## INSTRUCTIONS FOR THE TASK
Tally the lines holding "polygon" and state only that figure.

# DATA ROWS start

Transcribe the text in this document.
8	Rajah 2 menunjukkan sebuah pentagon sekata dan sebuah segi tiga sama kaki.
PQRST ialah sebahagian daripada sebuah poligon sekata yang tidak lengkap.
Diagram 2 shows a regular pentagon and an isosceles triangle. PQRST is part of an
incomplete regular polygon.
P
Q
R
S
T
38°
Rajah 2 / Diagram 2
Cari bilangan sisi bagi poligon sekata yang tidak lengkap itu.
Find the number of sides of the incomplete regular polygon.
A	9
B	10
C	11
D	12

# DATA ROWS end

## ANSWER TO THIS EXERCISE
2